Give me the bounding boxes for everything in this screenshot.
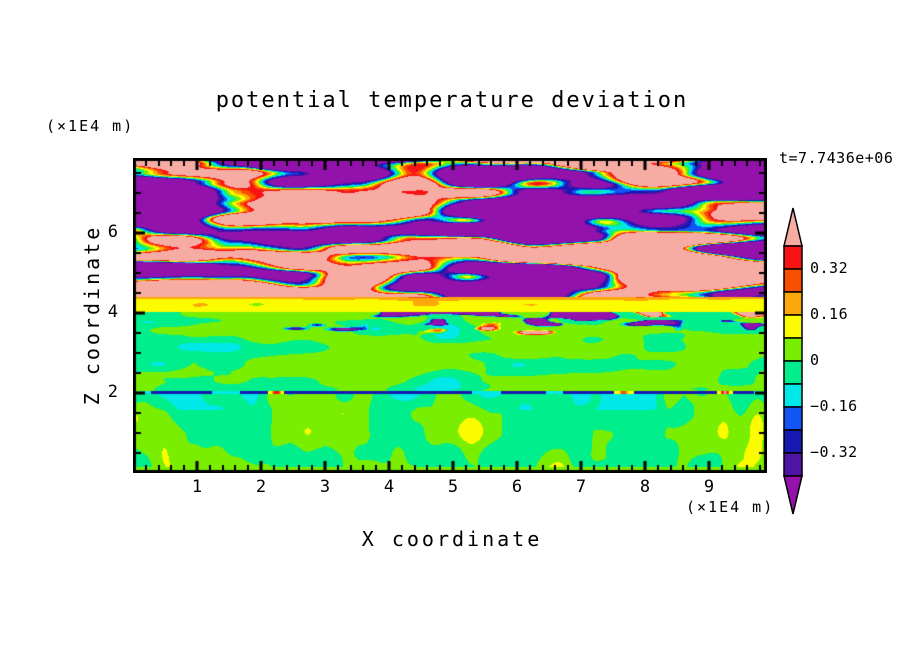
colorbar-segment [783, 268, 803, 293]
colorbar-under-arrow [783, 475, 803, 515]
colorbar-segment [783, 314, 803, 339]
colorbar-over-arrow [783, 207, 803, 247]
colorbar-segment [783, 383, 803, 408]
x-tick-label: 8 [639, 477, 651, 497]
z-axis-unit-label: (×1E4 m) [46, 117, 135, 135]
plot-title: potential temperature deviation [215, 88, 689, 113]
colorbar-segment [783, 429, 803, 454]
z-tick-label: 6 [107, 222, 118, 242]
x-tick-label: 4 [383, 477, 395, 497]
colorbar-segment [783, 452, 803, 477]
colorbar-tick-label: 0 [810, 351, 820, 369]
colorbar-segment [783, 291, 803, 316]
z-tick-label: 4 [107, 302, 118, 322]
x-tick-label: 2 [255, 477, 267, 497]
colorbar-tick-label: 0.32 [810, 259, 849, 277]
x-tick-label: 3 [319, 477, 331, 497]
colorbar-segment [783, 406, 803, 431]
colorbar-tick-label: −0.16 [810, 397, 858, 415]
x-tick-label: 6 [511, 477, 523, 497]
time-label: t=7.7436e+06 [779, 149, 894, 167]
x-tick-label: 7 [575, 477, 587, 497]
z-tick-label: 2 [107, 382, 118, 402]
colorbar-segment [783, 245, 803, 270]
x-axis-title: X coordinate [361, 527, 543, 551]
x-axis-unit-label: (×1E4 m) [686, 498, 775, 516]
colorbar [783, 207, 803, 515]
contour-heatmap-canvas [133, 158, 767, 473]
colorbar-segment [783, 337, 803, 362]
colorbar-tick-label: −0.32 [810, 443, 858, 461]
colorbar-segment [783, 360, 803, 385]
colorbar-tick-label: 0.16 [810, 305, 849, 323]
x-tick-label: 5 [447, 477, 459, 497]
x-tick-label: 1 [191, 477, 203, 497]
x-tick-label: 9 [703, 477, 715, 497]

________

[Directions for this task]:
Rewrite each line of the material above as an item in a numbered list, skipping blank lines and leaving out the picture.

[The reply]:
1. Give me the bounding boxes for everything in this screenshot.
2. colorbar-segment [783, 268, 803, 293]
3. colorbar-under-arrow [783, 475, 803, 515]
4. colorbar-segment [783, 314, 803, 339]
5. colorbar-over-arrow [783, 207, 803, 247]
6. colorbar-segment [783, 383, 803, 408]
7. x-tick-label: 8 [639, 477, 651, 497]
8. z-axis-unit-label: (×1E4 m) [46, 117, 135, 135]
9. plot-title: potential temperature deviation [215, 88, 689, 113]
10. colorbar-segment [783, 429, 803, 454]
11. z-tick-label: 6 [107, 222, 118, 242]
12. x-tick-label: 4 [383, 477, 395, 497]
13. colorbar-segment [783, 452, 803, 477]
14. colorbar-tick-label: 0 [810, 351, 820, 369]
15. colorbar-segment [783, 291, 803, 316]
16. z-tick-label: 4 [107, 302, 118, 322]
17. x-tick-label: 2 [255, 477, 267, 497]
18. colorbar-tick-label: 0.32 [810, 259, 849, 277]
19. x-tick-label: 3 [319, 477, 331, 497]
20. colorbar-segment [783, 406, 803, 431]
21. colorbar-tick-label: −0.16 [810, 397, 858, 415]
22. x-tick-label: 6 [511, 477, 523, 497]
23. time-label: t=7.7436e+06 [779, 149, 894, 167]
24. x-tick-label: 7 [575, 477, 587, 497]
25. z-tick-label: 2 [107, 382, 118, 402]
26. colorbar-segment [783, 245, 803, 270]
27. x-axis-title: X coordinate [361, 527, 543, 551]
28. x-axis-unit-label: (×1E4 m) [686, 498, 775, 516]
29. colorbar [783, 207, 803, 515]
30. contour-heatmap-canvas [133, 158, 767, 473]
31. colorbar-segment [783, 337, 803, 362]
32. colorbar-tick-label: −0.32 [810, 443, 858, 461]
33. colorbar-segment [783, 360, 803, 385]
34. colorbar-tick-label: 0.16 [810, 305, 849, 323]
35. x-tick-label: 5 [447, 477, 459, 497]
36. x-tick-label: 1 [191, 477, 203, 497]
37. x-tick-label: 9 [703, 477, 715, 497]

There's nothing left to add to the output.